Collected data entries:
--- begin ---

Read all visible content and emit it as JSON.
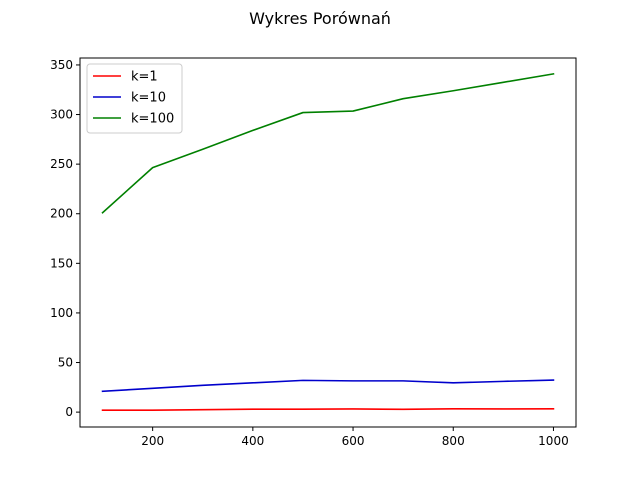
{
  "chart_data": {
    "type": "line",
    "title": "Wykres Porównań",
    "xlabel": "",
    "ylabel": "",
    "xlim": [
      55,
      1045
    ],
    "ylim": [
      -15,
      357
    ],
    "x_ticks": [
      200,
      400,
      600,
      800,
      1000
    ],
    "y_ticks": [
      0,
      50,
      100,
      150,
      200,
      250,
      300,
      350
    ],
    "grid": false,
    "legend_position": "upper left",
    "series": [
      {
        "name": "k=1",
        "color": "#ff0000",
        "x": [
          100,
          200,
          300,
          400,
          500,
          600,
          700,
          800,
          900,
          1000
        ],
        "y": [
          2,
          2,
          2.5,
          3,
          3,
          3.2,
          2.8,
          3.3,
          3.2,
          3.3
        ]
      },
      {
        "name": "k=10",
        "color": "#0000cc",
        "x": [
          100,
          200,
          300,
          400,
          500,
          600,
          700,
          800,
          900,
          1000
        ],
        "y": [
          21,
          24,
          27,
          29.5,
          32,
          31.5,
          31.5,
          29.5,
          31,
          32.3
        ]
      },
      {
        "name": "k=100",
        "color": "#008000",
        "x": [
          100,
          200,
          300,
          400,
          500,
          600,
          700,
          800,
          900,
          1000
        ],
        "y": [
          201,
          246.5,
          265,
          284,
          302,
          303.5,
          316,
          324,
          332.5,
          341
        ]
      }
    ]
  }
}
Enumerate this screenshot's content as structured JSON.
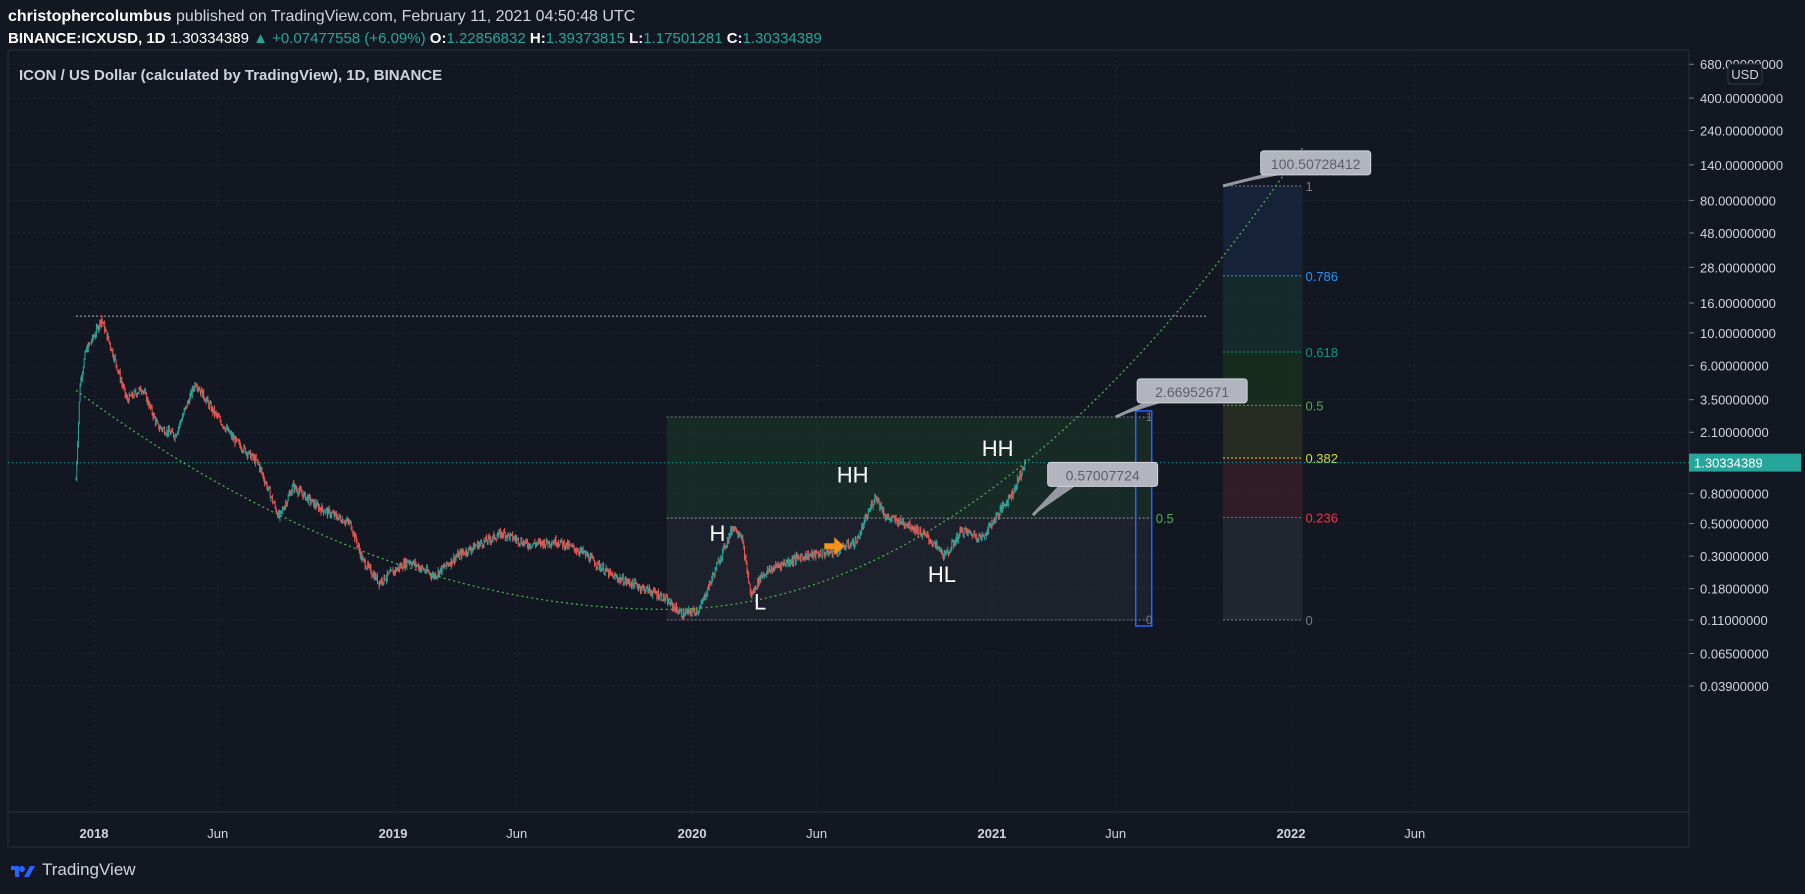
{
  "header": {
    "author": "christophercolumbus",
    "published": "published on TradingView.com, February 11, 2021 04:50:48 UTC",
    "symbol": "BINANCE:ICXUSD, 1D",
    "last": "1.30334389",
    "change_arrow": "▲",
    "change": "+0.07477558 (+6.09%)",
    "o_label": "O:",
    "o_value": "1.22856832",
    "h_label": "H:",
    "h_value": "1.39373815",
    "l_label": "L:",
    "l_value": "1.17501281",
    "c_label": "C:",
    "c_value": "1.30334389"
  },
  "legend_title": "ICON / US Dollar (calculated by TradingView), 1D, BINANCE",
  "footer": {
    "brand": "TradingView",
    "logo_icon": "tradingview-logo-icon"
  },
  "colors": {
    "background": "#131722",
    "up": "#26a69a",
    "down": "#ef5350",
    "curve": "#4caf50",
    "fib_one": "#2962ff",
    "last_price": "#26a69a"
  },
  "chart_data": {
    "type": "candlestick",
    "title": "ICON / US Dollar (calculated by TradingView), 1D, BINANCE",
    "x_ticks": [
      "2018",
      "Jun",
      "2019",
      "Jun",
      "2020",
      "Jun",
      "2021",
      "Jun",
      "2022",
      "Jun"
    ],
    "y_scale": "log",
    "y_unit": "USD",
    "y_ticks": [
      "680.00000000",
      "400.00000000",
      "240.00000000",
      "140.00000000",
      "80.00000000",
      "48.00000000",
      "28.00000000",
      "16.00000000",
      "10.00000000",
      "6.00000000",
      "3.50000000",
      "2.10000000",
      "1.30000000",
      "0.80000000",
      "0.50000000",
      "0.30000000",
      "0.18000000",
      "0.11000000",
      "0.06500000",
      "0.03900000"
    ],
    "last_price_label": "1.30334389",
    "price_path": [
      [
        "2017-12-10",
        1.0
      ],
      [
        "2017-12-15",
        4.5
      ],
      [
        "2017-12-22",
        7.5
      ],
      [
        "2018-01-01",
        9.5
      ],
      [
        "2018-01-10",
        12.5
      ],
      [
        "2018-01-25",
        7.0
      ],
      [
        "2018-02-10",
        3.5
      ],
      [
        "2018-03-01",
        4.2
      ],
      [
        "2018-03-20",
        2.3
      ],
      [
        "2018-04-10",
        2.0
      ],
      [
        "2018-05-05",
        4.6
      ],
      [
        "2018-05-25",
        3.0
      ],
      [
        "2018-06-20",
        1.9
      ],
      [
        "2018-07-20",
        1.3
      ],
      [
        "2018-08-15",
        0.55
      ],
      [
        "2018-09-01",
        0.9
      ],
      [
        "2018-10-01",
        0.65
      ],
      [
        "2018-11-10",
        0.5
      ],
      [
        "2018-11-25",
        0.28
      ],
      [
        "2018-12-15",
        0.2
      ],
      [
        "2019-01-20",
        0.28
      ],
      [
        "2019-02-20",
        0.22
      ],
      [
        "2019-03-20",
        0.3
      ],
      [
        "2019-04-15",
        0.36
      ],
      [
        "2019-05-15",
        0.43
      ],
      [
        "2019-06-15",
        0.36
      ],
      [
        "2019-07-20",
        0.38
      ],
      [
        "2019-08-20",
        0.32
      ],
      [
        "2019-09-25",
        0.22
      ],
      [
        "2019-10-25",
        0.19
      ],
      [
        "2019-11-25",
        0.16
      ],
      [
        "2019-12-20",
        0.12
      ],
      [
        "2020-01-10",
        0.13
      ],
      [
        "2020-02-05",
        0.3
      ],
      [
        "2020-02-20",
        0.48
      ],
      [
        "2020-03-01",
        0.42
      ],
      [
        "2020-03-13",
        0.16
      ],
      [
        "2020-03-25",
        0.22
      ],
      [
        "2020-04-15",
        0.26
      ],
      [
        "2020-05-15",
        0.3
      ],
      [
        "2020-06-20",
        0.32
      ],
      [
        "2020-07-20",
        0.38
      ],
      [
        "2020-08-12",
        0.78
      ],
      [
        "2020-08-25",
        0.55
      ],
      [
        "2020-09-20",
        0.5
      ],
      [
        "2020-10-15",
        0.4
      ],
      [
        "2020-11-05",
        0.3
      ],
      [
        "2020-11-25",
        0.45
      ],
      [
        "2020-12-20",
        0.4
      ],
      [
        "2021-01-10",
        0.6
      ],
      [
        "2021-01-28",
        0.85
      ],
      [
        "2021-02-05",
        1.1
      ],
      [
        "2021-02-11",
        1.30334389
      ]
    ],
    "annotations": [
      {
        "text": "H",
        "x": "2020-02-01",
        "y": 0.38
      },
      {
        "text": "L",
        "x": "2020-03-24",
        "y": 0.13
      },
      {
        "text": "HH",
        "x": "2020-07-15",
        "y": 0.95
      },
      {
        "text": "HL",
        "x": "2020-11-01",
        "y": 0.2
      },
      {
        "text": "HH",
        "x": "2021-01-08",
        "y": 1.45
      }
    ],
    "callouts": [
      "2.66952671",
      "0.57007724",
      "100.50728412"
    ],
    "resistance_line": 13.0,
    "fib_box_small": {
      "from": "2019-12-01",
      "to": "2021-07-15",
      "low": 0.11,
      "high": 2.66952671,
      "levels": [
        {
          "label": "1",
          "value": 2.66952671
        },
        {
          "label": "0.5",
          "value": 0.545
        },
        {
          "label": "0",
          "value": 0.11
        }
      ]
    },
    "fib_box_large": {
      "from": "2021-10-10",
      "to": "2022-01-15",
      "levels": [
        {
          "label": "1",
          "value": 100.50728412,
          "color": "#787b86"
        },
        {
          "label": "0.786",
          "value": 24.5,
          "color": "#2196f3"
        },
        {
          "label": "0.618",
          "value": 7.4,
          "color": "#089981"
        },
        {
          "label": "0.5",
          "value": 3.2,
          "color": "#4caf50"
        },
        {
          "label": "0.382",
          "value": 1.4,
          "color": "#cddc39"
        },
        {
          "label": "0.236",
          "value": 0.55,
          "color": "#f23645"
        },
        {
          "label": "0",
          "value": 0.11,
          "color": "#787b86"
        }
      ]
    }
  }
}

--- end ---

Print out the whole of the material word for word, without pictures.

§ Task output:
Read all visible content and emit it as JSON.
{
  "chart_data": {
    "type": "line",
    "title": "Wykres Porównań",
    "xlabel": "",
    "ylabel": "",
    "xlim": [
      55,
      1045
    ],
    "ylim": [
      -15,
      357
    ],
    "x_ticks": [
      200,
      400,
      600,
      800,
      1000
    ],
    "y_ticks": [
      0,
      50,
      100,
      150,
      200,
      250,
      300,
      350
    ],
    "grid": false,
    "legend_position": "upper left",
    "series": [
      {
        "name": "k=1",
        "color": "#ff0000",
        "x": [
          100,
          200,
          300,
          400,
          500,
          600,
          700,
          800,
          900,
          1000
        ],
        "y": [
          2,
          2,
          2.5,
          3,
          3,
          3.2,
          2.8,
          3.3,
          3.2,
          3.3
        ]
      },
      {
        "name": "k=10",
        "color": "#0000cc",
        "x": [
          100,
          200,
          300,
          400,
          500,
          600,
          700,
          800,
          900,
          1000
        ],
        "y": [
          21,
          24,
          27,
          29.5,
          32,
          31.5,
          31.5,
          29.5,
          31,
          32.3
        ]
      },
      {
        "name": "k=100",
        "color": "#008000",
        "x": [
          100,
          200,
          300,
          400,
          500,
          600,
          700,
          800,
          900,
          1000
        ],
        "y": [
          201,
          246.5,
          265,
          284,
          302,
          303.5,
          316,
          324,
          332.5,
          341
        ]
      }
    ]
  }
}
Enumerate this screenshot's content as structured JSON.
{
  "header": {
    "author": "christophercolumbus",
    "published": "published on TradingView.com, February 11, 2021 04:50:48 UTC",
    "symbol": "BINANCE:ICXUSD, 1D",
    "last": "1.30334389",
    "change_arrow": "▲",
    "change": "+0.07477558 (+6.09%)",
    "o_label": "O:",
    "o_value": "1.22856832",
    "h_label": "H:",
    "h_value": "1.39373815",
    "l_label": "L:",
    "l_value": "1.17501281",
    "c_label": "C:",
    "c_value": "1.30334389"
  },
  "legend_title": "ICON / US Dollar (calculated by TradingView), 1D, BINANCE",
  "footer": {
    "brand": "TradingView",
    "logo_icon": "tradingview-logo-icon"
  },
  "colors": {
    "background": "#131722",
    "up": "#26a69a",
    "down": "#ef5350",
    "curve": "#4caf50",
    "fib_one": "#2962ff",
    "last_price": "#26a69a"
  },
  "chart_data": {
    "type": "candlestick",
    "title": "ICON / US Dollar (calculated by TradingView), 1D, BINANCE",
    "x_ticks": [
      "2018",
      "Jun",
      "2019",
      "Jun",
      "2020",
      "Jun",
      "2021",
      "Jun",
      "2022",
      "Jun"
    ],
    "y_scale": "log",
    "y_unit": "USD",
    "y_ticks": [
      "680.00000000",
      "400.00000000",
      "240.00000000",
      "140.00000000",
      "80.00000000",
      "48.00000000",
      "28.00000000",
      "16.00000000",
      "10.00000000",
      "6.00000000",
      "3.50000000",
      "2.10000000",
      "1.30000000",
      "0.80000000",
      "0.50000000",
      "0.30000000",
      "0.18000000",
      "0.11000000",
      "0.06500000",
      "0.03900000"
    ],
    "last_price_label": "1.30334389",
    "price_path": [
      [
        "2017-12-10",
        1.0
      ],
      [
        "2017-12-15",
        4.5
      ],
      [
        "2017-12-22",
        7.5
      ],
      [
        "2018-01-01",
        9.5
      ],
      [
        "2018-01-10",
        12.5
      ],
      [
        "2018-01-25",
        7.0
      ],
      [
        "2018-02-10",
        3.5
      ],
      [
        "2018-03-01",
        4.2
      ],
      [
        "2018-03-20",
        2.3
      ],
      [
        "2018-04-10",
        2.0
      ],
      [
        "2018-05-05",
        4.6
      ],
      [
        "2018-05-25",
        3.0
      ],
      [
        "2018-06-20",
        1.9
      ],
      [
        "2018-07-20",
        1.3
      ],
      [
        "2018-08-15",
        0.55
      ],
      [
        "2018-09-01",
        0.9
      ],
      [
        "2018-10-01",
        0.65
      ],
      [
        "2018-11-10",
        0.5
      ],
      [
        "2018-11-25",
        0.28
      ],
      [
        "2018-12-15",
        0.2
      ],
      [
        "2019-01-20",
        0.28
      ],
      [
        "2019-02-20",
        0.22
      ],
      [
        "2019-03-20",
        0.3
      ],
      [
        "2019-04-15",
        0.36
      ],
      [
        "2019-05-15",
        0.43
      ],
      [
        "2019-06-15",
        0.36
      ],
      [
        "2019-07-20",
        0.38
      ],
      [
        "2019-08-20",
        0.32
      ],
      [
        "2019-09-25",
        0.22
      ],
      [
        "2019-10-25",
        0.19
      ],
      [
        "2019-11-25",
        0.16
      ],
      [
        "2019-12-20",
        0.12
      ],
      [
        "2020-01-10",
        0.13
      ],
      [
        "2020-02-05",
        0.3
      ],
      [
        "2020-02-20",
        0.48
      ],
      [
        "2020-03-01",
        0.42
      ],
      [
        "2020-03-13",
        0.16
      ],
      [
        "2020-03-25",
        0.22
      ],
      [
        "2020-04-15",
        0.26
      ],
      [
        "2020-05-15",
        0.3
      ],
      [
        "2020-06-20",
        0.32
      ],
      [
        "2020-07-20",
        0.38
      ],
      [
        "2020-08-12",
        0.78
      ],
      [
        "2020-08-25",
        0.55
      ],
      [
        "2020-09-20",
        0.5
      ],
      [
        "2020-10-15",
        0.4
      ],
      [
        "2020-11-05",
        0.3
      ],
      [
        "2020-11-25",
        0.45
      ],
      [
        "2020-12-20",
        0.4
      ],
      [
        "2021-01-10",
        0.6
      ],
      [
        "2021-01-28",
        0.85
      ],
      [
        "2021-02-05",
        1.1
      ],
      [
        "2021-02-11",
        1.30334389
      ]
    ],
    "annotations": [
      {
        "text": "H",
        "x": "2020-02-01",
        "y": 0.38
      },
      {
        "text": "L",
        "x": "2020-03-24",
        "y": 0.13
      },
      {
        "text": "HH",
        "x": "2020-07-15",
        "y": 0.95
      },
      {
        "text": "HL",
        "x": "2020-11-01",
        "y": 0.2
      },
      {
        "text": "HH",
        "x": "2021-01-08",
        "y": 1.45
      }
    ],
    "callouts": [
      "2.66952671",
      "0.57007724",
      "100.50728412"
    ],
    "resistance_line": 13.0,
    "fib_box_small": {
      "from": "2019-12-01",
      "to": "2021-07-15",
      "low": 0.11,
      "high": 2.66952671,
      "levels": [
        {
          "label": "1",
          "value": 2.66952671
        },
        {
          "label": "0.5",
          "value": 0.545
        },
        {
          "label": "0",
          "value": 0.11
        }
      ]
    },
    "fib_box_large": {
      "from": "2021-10-10",
      "to": "2022-01-15",
      "levels": [
        {
          "label": "1",
          "value": 100.50728412,
          "color": "#787b86"
        },
        {
          "label": "0.786",
          "value": 24.5,
          "color": "#2196f3"
        },
        {
          "label": "0.618",
          "value": 7.4,
          "color": "#089981"
        },
        {
          "label": "0.5",
          "value": 3.2,
          "color": "#4caf50"
        },
        {
          "label": "0.382",
          "value": 1.4,
          "color": "#cddc39"
        },
        {
          "label": "0.236",
          "value": 0.55,
          "color": "#f23645"
        },
        {
          "label": "0",
          "value": 0.11,
          "color": "#787b86"
        }
      ]
    }
  }
}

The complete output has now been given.